== Exercise material

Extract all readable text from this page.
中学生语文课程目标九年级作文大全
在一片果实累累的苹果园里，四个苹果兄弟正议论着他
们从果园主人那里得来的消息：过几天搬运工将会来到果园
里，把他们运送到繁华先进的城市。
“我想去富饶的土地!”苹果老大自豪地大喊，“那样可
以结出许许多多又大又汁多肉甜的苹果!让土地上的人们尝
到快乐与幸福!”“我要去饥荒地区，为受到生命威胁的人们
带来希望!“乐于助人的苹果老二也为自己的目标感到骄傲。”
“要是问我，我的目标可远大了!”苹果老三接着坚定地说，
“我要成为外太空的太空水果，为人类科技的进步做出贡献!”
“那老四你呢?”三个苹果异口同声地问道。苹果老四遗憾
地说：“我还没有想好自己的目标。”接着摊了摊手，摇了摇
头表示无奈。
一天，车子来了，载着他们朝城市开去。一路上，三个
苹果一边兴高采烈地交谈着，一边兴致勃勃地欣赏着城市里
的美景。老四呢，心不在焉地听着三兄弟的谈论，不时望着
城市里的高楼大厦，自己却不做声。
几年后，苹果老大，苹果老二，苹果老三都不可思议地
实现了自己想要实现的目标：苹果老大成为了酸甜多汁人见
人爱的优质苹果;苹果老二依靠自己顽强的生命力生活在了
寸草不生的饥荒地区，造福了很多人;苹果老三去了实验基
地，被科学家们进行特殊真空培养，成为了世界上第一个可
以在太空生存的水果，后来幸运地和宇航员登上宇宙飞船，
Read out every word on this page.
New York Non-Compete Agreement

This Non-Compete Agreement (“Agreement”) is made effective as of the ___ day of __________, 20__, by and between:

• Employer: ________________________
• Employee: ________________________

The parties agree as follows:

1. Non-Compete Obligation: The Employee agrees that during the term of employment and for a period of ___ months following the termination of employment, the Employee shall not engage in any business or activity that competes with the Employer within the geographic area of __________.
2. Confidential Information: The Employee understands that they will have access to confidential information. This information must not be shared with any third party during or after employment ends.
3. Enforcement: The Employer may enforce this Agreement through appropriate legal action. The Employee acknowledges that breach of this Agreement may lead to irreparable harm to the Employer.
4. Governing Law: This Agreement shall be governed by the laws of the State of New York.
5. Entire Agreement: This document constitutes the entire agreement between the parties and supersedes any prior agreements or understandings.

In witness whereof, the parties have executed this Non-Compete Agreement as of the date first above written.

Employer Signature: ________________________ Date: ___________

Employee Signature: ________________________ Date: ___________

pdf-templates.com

====

* Exercise
Lines that hold "page" are the ones to copy; find all of them.

* Exercise answer
Extract all readable text from this page.
Read out every word on this page.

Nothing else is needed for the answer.